Set the data down again, exactly as it reads, but without the pictures.

— BEGIN EXTRACTED MATERIAL —

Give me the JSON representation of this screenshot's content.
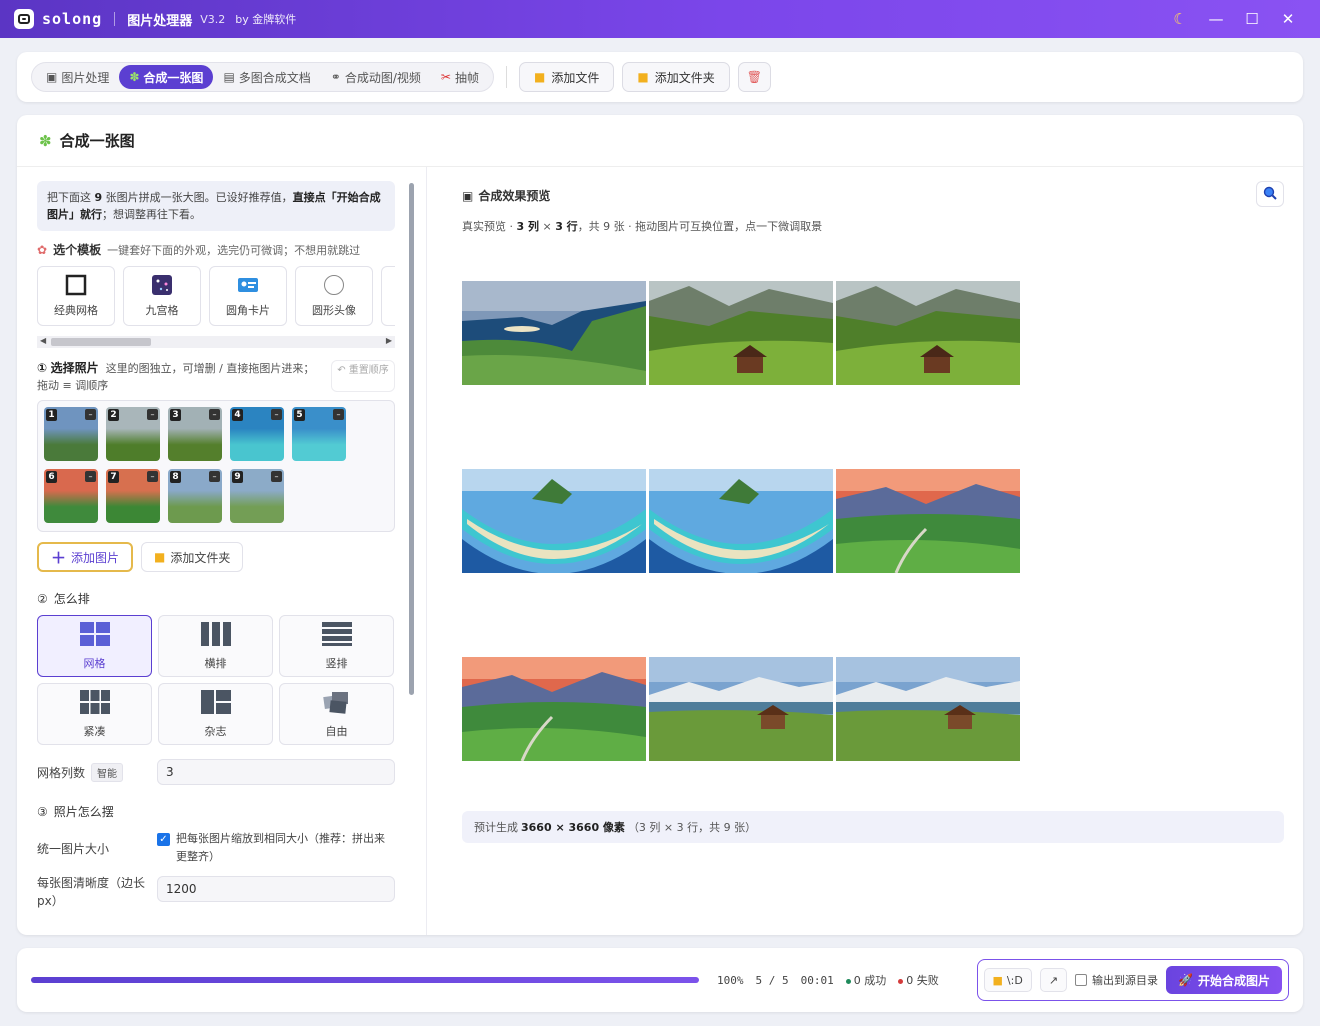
{
  "titlebar": {
    "app_name": "solong",
    "product": "图片处理器",
    "version": "V3.2",
    "by": "by 金牌软件"
  },
  "toolbar": {
    "tabs": [
      {
        "label": "图片处理",
        "icon": "image-icon"
      },
      {
        "label": "合成一张图",
        "icon": "puzzle-icon"
      },
      {
        "label": "多图合成文档",
        "icon": "document-icon"
      },
      {
        "label": "合成动图/视频",
        "icon": "link-icon"
      },
      {
        "label": "抽帧",
        "icon": "scissors-icon"
      }
    ],
    "active_tab": 1,
    "add_file": "添加文件",
    "add_folder": "添加文件夹"
  },
  "main": {
    "title": "合成一张图",
    "tip": {
      "p1": "把下面这 ",
      "count": "9",
      "p2": " 张图片拼成一张大图。已设好推荐值，",
      "strong": "直接点「开始合成图片」就行",
      "p3": "；想调整再往下看。"
    },
    "template_section": {
      "title": "选个模板",
      "hint": "一键套好下面的外观，选完仍可微调；不想用就跳过"
    },
    "templates": [
      {
        "label": "经典网格",
        "icon": "square-icon"
      },
      {
        "label": "九宫格",
        "icon": "galaxy-icon"
      },
      {
        "label": "圆角卡片",
        "icon": "id-card-icon"
      },
      {
        "label": "圆形头像",
        "icon": "circle-icon"
      }
    ],
    "photos_section": {
      "number": "①",
      "title": "选择照片",
      "hint": "这里的图独立，可增删 / 直接拖图片进来；拖动 ≡ 调顺序",
      "reset": "↶ 重置顺序"
    },
    "photos": [
      {
        "n": "1",
        "colors": [
          "#6f94bf",
          "#4a7a3a"
        ]
      },
      {
        "n": "2",
        "colors": [
          "#a9b6ba",
          "#4e7d2a"
        ]
      },
      {
        "n": "3",
        "colors": [
          "#a2b1b5",
          "#547f2c"
        ]
      },
      {
        "n": "4",
        "colors": [
          "#2b84c1",
          "#49c5cf"
        ]
      },
      {
        "n": "5",
        "colors": [
          "#3a8fca",
          "#52cbd3"
        ]
      },
      {
        "n": "6",
        "colors": [
          "#d9694e",
          "#3f8a3c"
        ]
      },
      {
        "n": "7",
        "colors": [
          "#d7704f",
          "#3c8735"
        ]
      },
      {
        "n": "8",
        "colors": [
          "#8aa9c9",
          "#6d9a4e"
        ]
      },
      {
        "n": "9",
        "colors": [
          "#8cabc8",
          "#739e55"
        ]
      }
    ],
    "add_image": "添加图片",
    "add_folder": "添加文件夹",
    "layout_section": {
      "number": "②",
      "title": "怎么排"
    },
    "layouts": [
      {
        "label": "网格",
        "icon": "grid-icon"
      },
      {
        "label": "横排",
        "icon": "columns-icon"
      },
      {
        "label": "竖排",
        "icon": "rows-icon"
      },
      {
        "label": "紧凑",
        "icon": "compact-icon"
      },
      {
        "label": "杂志",
        "icon": "magazine-icon"
      },
      {
        "label": "自由",
        "icon": "free-icon"
      }
    ],
    "active_layout": 0,
    "grid_cols_label": "网格列数",
    "smart_chip": "智能",
    "grid_cols_value": "3",
    "arrange_section": {
      "number": "③",
      "title": "照片怎么摆"
    },
    "unify_label": "统一图片大小",
    "unify_text": "把每张图片缩放到相同大小（推荐：拼出来更整齐）",
    "unify_checked": true,
    "clarity_label": "每张图清晰度（边长 px）",
    "clarity_value": "1200"
  },
  "preview": {
    "title": "合成效果预览",
    "subtitle": {
      "p1": "真实预览 · ",
      "cols": "3 列",
      "x": " × ",
      "rows": "3 行",
      "p2": "，共 9 张 · 拖动图片可互换位置，点一下微调取景"
    },
    "images": [
      [
        "coast",
        "valley",
        "valley"
      ],
      [
        "atoll",
        "atoll",
        "sunset"
      ],
      [
        "sunset",
        "meadow",
        "meadow"
      ]
    ],
    "estimate": {
      "p1": "预计生成",
      "size": "3660 × 3660 像素",
      "p2": "（3 列 × 3 行，共 9 张）"
    }
  },
  "status": {
    "progress_percent": 100,
    "percent_text": "100%",
    "count_text": "5 / 5",
    "time_text": "00:01",
    "success_text": "0 成功",
    "fail_text": "0 失败",
    "path_text": "\\:D",
    "output_source": "输出到源目录",
    "start": "开始合成图片",
    "colors": {
      "accent": "#5b3fd1",
      "success": "#1f8a5b",
      "fail": "#d43b3b"
    }
  }
}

— END EXTRACTED MATERIAL —

*SOLUTION*.
Give me the JSON representation of this screenshot's content.
{
  "titlebar": {
    "app_name": "solong",
    "product": "图片处理器",
    "version": "V3.2",
    "by": "by 金牌软件"
  },
  "toolbar": {
    "tabs": [
      {
        "label": "图片处理",
        "icon": "image-icon"
      },
      {
        "label": "合成一张图",
        "icon": "puzzle-icon"
      },
      {
        "label": "多图合成文档",
        "icon": "document-icon"
      },
      {
        "label": "合成动图/视频",
        "icon": "link-icon"
      },
      {
        "label": "抽帧",
        "icon": "scissors-icon"
      }
    ],
    "active_tab": 1,
    "add_file": "添加文件",
    "add_folder": "添加文件夹"
  },
  "main": {
    "title": "合成一张图",
    "tip": {
      "p1": "把下面这 ",
      "count": "9",
      "p2": " 张图片拼成一张大图。已设好推荐值，",
      "strong": "直接点「开始合成图片」就行",
      "p3": "；想调整再往下看。"
    },
    "template_section": {
      "title": "选个模板",
      "hint": "一键套好下面的外观，选完仍可微调；不想用就跳过"
    },
    "templates": [
      {
        "label": "经典网格",
        "icon": "square-icon"
      },
      {
        "label": "九宫格",
        "icon": "galaxy-icon"
      },
      {
        "label": "圆角卡片",
        "icon": "id-card-icon"
      },
      {
        "label": "圆形头像",
        "icon": "circle-icon"
      }
    ],
    "photos_section": {
      "number": "①",
      "title": "选择照片",
      "hint": "这里的图独立，可增删 / 直接拖图片进来；拖动 ≡ 调顺序",
      "reset": "↶ 重置顺序"
    },
    "photos": [
      {
        "n": "1",
        "colors": [
          "#6f94bf",
          "#4a7a3a"
        ]
      },
      {
        "n": "2",
        "colors": [
          "#a9b6ba",
          "#4e7d2a"
        ]
      },
      {
        "n": "3",
        "colors": [
          "#a2b1b5",
          "#547f2c"
        ]
      },
      {
        "n": "4",
        "colors": [
          "#2b84c1",
          "#49c5cf"
        ]
      },
      {
        "n": "5",
        "colors": [
          "#3a8fca",
          "#52cbd3"
        ]
      },
      {
        "n": "6",
        "colors": [
          "#d9694e",
          "#3f8a3c"
        ]
      },
      {
        "n": "7",
        "colors": [
          "#d7704f",
          "#3c8735"
        ]
      },
      {
        "n": "8",
        "colors": [
          "#8aa9c9",
          "#6d9a4e"
        ]
      },
      {
        "n": "9",
        "colors": [
          "#8cabc8",
          "#739e55"
        ]
      }
    ],
    "add_image": "添加图片",
    "add_folder": "添加文件夹",
    "layout_section": {
      "number": "②",
      "title": "怎么排"
    },
    "layouts": [
      {
        "label": "网格",
        "icon": "grid-icon"
      },
      {
        "label": "横排",
        "icon": "columns-icon"
      },
      {
        "label": "竖排",
        "icon": "rows-icon"
      },
      {
        "label": "紧凑",
        "icon": "compact-icon"
      },
      {
        "label": "杂志",
        "icon": "magazine-icon"
      },
      {
        "label": "自由",
        "icon": "free-icon"
      }
    ],
    "active_layout": 0,
    "grid_cols_label": "网格列数",
    "smart_chip": "智能",
    "grid_cols_value": "3",
    "arrange_section": {
      "number": "③",
      "title": "照片怎么摆"
    },
    "unify_label": "统一图片大小",
    "unify_text": "把每张图片缩放到相同大小（推荐：拼出来更整齐）",
    "unify_checked": true,
    "clarity_label": "每张图清晰度（边长 px）",
    "clarity_value": "1200"
  },
  "preview": {
    "title": "合成效果预览",
    "subtitle": {
      "p1": "真实预览 · ",
      "cols": "3 列",
      "x": " × ",
      "rows": "3 行",
      "p2": "，共 9 张 · 拖动图片可互换位置，点一下微调取景"
    },
    "images": [
      [
        "coast",
        "valley",
        "valley"
      ],
      [
        "atoll",
        "atoll",
        "sunset"
      ],
      [
        "sunset",
        "meadow",
        "meadow"
      ]
    ],
    "estimate": {
      "p1": "预计生成",
      "size": "3660 × 3660 像素",
      "p2": "（3 列 × 3 行，共 9 张）"
    }
  },
  "status": {
    "progress_percent": 100,
    "percent_text": "100%",
    "count_text": "5 / 5",
    "time_text": "00:01",
    "success_text": "0 成功",
    "fail_text": "0 失败",
    "path_text": "\\:D",
    "output_source": "输出到源目录",
    "start": "开始合成图片",
    "colors": {
      "accent": "#5b3fd1",
      "success": "#1f8a5b",
      "fail": "#d43b3b"
    }
  }
}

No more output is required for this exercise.